> [What you should do] Give every line from the entries that contains "Schild".

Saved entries
========

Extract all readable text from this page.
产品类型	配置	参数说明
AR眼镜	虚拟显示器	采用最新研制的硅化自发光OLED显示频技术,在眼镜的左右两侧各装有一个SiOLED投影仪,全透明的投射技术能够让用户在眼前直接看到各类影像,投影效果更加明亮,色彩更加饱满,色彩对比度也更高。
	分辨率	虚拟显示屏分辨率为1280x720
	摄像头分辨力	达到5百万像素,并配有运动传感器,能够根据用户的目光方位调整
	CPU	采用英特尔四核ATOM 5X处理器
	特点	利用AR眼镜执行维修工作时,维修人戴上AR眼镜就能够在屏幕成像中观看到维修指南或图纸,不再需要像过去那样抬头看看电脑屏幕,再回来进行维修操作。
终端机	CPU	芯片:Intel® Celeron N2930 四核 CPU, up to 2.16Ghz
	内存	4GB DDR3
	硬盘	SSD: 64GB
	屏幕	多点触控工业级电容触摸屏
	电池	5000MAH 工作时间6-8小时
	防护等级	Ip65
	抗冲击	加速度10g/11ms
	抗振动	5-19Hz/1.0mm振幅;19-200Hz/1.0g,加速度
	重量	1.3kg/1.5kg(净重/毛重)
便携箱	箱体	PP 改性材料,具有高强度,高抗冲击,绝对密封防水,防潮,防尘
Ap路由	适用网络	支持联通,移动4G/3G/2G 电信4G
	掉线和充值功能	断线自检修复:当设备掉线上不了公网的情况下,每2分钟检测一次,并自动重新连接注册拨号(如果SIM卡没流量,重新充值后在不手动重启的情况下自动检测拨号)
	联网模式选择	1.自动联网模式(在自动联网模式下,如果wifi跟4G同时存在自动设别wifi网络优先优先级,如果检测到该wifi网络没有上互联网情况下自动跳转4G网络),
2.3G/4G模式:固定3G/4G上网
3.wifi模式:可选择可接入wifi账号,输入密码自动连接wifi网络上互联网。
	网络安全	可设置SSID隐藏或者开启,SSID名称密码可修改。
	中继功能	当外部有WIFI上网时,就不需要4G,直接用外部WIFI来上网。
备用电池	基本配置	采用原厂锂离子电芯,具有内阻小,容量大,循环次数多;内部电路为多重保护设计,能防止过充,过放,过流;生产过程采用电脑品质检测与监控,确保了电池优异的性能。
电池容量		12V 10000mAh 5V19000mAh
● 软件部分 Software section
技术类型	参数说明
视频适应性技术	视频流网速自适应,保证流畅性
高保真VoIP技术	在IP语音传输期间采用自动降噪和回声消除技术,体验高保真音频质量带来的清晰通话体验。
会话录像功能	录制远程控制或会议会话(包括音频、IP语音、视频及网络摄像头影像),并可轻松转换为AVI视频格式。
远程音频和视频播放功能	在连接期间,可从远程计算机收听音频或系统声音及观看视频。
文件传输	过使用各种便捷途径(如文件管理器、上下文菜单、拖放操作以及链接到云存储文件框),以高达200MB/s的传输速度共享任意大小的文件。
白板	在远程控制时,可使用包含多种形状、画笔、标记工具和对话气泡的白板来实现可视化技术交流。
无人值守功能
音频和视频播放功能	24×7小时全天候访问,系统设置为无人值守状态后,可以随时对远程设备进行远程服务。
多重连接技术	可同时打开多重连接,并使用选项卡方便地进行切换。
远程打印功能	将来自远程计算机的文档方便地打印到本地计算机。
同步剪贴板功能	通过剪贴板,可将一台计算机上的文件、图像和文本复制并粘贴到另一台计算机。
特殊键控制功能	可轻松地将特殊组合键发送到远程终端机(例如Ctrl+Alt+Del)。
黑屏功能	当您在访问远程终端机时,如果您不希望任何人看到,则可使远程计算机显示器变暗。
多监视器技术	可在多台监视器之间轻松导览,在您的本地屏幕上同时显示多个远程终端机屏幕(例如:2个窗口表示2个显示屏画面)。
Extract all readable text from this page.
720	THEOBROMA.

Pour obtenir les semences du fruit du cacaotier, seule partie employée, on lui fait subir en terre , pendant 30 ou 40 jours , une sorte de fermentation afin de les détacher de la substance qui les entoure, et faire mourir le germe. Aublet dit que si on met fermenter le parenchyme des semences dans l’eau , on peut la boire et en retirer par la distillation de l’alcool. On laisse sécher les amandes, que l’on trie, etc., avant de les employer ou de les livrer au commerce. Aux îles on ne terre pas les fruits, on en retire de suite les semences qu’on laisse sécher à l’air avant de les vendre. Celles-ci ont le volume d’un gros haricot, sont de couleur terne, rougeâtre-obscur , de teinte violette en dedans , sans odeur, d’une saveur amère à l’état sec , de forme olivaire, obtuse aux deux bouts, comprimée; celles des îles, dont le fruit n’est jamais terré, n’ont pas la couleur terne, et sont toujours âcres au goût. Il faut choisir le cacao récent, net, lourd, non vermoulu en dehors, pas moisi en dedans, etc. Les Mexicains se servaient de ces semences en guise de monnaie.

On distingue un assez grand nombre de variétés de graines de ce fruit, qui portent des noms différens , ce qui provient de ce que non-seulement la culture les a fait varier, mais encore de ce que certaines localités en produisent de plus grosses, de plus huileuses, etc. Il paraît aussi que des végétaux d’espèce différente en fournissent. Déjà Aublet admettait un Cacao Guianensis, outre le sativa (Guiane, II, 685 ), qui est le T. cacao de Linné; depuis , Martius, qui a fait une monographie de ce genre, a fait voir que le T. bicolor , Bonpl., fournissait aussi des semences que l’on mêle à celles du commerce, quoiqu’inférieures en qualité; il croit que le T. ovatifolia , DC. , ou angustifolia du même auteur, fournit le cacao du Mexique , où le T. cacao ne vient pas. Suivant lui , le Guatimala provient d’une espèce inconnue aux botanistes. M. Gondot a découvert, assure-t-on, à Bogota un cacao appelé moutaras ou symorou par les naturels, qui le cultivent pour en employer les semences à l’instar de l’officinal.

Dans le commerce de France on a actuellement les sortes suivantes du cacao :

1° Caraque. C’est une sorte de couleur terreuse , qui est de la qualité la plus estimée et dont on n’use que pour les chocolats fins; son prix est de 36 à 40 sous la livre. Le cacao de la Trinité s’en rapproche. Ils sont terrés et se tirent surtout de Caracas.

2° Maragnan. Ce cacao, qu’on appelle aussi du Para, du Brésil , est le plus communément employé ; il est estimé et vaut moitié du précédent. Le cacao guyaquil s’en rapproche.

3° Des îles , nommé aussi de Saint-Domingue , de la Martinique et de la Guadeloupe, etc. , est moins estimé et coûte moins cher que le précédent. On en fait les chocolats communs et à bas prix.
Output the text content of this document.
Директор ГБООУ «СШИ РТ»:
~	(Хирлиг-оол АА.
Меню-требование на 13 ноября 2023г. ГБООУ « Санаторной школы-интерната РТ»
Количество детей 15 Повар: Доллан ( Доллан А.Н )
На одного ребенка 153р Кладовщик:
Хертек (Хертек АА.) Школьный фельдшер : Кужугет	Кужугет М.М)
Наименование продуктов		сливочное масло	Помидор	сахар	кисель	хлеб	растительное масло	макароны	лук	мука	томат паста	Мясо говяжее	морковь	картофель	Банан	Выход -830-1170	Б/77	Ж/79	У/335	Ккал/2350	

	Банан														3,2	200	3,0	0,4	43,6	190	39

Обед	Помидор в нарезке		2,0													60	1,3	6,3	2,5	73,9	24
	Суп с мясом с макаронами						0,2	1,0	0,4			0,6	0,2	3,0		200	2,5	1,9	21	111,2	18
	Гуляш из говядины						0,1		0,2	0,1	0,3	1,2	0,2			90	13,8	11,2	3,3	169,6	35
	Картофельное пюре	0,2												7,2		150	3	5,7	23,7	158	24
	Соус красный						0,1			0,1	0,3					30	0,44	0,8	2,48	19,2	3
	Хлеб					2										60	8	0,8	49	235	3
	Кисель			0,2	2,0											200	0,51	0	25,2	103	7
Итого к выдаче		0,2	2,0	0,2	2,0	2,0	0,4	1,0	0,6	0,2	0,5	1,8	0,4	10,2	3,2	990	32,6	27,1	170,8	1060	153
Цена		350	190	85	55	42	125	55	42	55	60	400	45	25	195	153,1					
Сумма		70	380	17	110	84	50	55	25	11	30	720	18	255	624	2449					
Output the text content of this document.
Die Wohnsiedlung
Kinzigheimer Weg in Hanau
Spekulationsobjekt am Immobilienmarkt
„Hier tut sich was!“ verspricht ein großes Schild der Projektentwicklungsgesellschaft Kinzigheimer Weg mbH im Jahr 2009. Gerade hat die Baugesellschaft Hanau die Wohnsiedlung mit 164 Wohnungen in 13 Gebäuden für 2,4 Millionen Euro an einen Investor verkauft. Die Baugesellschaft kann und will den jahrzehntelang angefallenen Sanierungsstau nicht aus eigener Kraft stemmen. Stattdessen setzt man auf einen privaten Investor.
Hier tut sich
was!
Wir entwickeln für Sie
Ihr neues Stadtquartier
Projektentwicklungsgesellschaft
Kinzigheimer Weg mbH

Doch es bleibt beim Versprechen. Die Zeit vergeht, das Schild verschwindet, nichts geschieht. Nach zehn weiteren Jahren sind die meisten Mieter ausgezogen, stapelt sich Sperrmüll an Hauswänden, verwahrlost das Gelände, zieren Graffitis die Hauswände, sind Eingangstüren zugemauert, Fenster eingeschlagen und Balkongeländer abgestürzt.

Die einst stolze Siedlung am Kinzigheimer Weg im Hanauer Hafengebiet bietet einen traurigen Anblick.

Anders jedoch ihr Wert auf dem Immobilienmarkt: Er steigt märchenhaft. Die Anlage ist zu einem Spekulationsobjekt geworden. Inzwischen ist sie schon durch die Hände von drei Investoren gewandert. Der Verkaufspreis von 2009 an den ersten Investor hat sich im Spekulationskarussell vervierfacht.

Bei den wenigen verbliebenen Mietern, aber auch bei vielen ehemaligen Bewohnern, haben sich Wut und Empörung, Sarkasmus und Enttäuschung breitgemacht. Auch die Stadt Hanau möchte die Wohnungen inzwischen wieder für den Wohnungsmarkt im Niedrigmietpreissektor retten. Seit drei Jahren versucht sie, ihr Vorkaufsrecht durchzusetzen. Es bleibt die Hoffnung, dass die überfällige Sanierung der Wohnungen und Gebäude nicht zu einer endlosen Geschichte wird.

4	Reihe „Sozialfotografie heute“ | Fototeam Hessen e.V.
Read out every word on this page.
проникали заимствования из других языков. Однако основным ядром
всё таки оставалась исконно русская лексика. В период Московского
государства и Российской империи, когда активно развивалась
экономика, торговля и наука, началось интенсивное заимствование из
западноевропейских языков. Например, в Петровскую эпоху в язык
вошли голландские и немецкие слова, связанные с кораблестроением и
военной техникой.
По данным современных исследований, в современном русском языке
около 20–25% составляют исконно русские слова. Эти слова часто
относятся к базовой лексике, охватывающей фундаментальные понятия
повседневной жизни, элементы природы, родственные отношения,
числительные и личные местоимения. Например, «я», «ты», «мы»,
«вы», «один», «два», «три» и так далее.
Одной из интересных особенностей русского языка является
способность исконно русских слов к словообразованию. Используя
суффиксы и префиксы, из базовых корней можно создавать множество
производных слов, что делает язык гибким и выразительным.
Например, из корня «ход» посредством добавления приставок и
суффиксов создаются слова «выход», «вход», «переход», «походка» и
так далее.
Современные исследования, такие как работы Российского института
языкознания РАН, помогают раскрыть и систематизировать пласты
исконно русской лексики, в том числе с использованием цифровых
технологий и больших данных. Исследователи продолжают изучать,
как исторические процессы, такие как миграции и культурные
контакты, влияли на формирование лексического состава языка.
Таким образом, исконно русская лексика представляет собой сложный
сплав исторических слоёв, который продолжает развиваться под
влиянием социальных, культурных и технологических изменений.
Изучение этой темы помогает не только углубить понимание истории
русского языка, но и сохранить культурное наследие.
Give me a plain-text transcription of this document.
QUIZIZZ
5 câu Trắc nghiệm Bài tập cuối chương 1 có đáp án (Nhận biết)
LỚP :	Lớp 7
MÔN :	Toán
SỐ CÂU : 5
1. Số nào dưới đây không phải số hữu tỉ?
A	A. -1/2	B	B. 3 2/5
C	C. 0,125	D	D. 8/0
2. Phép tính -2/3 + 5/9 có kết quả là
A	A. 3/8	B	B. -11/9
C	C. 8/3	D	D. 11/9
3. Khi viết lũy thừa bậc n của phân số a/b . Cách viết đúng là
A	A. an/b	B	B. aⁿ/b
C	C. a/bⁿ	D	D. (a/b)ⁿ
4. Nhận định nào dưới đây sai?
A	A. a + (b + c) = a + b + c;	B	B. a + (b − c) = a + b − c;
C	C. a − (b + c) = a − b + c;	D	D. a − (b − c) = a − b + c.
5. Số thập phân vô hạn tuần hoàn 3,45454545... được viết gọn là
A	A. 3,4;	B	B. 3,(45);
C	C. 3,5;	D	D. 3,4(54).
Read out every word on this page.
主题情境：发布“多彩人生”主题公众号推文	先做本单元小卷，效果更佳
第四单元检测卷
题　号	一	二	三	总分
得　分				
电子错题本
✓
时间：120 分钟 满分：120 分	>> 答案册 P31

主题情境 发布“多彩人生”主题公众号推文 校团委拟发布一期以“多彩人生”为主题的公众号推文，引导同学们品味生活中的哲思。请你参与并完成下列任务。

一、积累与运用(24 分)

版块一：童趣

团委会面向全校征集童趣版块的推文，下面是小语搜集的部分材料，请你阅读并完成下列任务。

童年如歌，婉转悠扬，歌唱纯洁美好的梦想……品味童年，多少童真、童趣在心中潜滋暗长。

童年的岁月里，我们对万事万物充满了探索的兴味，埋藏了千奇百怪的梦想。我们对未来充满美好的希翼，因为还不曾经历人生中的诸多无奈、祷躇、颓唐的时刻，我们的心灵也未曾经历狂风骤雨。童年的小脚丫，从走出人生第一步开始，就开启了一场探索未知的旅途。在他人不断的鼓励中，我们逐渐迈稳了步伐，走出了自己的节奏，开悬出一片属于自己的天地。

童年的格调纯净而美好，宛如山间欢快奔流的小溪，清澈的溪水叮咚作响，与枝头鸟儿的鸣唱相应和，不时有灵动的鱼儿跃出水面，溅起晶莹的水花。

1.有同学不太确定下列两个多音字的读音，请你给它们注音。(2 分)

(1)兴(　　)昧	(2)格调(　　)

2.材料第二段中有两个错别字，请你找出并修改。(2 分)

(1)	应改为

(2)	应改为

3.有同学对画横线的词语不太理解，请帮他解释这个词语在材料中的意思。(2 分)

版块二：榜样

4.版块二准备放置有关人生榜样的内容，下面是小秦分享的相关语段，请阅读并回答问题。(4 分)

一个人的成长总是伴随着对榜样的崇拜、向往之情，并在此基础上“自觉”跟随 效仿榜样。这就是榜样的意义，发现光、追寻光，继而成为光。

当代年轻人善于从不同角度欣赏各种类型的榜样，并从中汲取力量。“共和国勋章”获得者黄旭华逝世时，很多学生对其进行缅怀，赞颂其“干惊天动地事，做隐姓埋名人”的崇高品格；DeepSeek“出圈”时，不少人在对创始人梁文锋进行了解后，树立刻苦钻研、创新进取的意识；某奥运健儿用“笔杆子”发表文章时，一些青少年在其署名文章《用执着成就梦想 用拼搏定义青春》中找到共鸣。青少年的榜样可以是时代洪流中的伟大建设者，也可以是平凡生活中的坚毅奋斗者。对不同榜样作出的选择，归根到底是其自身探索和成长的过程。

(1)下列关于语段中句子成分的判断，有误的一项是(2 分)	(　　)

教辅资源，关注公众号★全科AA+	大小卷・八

========

> [Answer for the task]
„Hier tut sich was!“ verspricht ein großes Schild der Projektentwicklungsgesellschaft Kinzigheimer Weg mbH im Jahr 2009. Gerade hat die Baugesellschaft Hanau die Wohnsiedlung mit 164 Wohnungen in 13 Gebäuden für 2,4 Millionen Euro an einen Investor verkauft. Die Baugesellschaft kann und will den jahrzehntelang angefallenen Sanierungsstau nicht aus eigener Kraft stemmen. Stattdessen setzt man auf einen privaten Investor.
Doch es bleibt beim Versprechen. Die Zeit vergeht, das Schild verschwindet, nichts geschieht. Nach zehn weiteren Jahren sind die meisten Mieter ausgezogen, stapelt sich Sperrmüll an Hauswänden, verwahrlost das Gelände, zieren Graffitis die Hauswände, sind Eingangstüren zugemauert, Fenster eingeschlagen und Balkongeländer abgestürzt.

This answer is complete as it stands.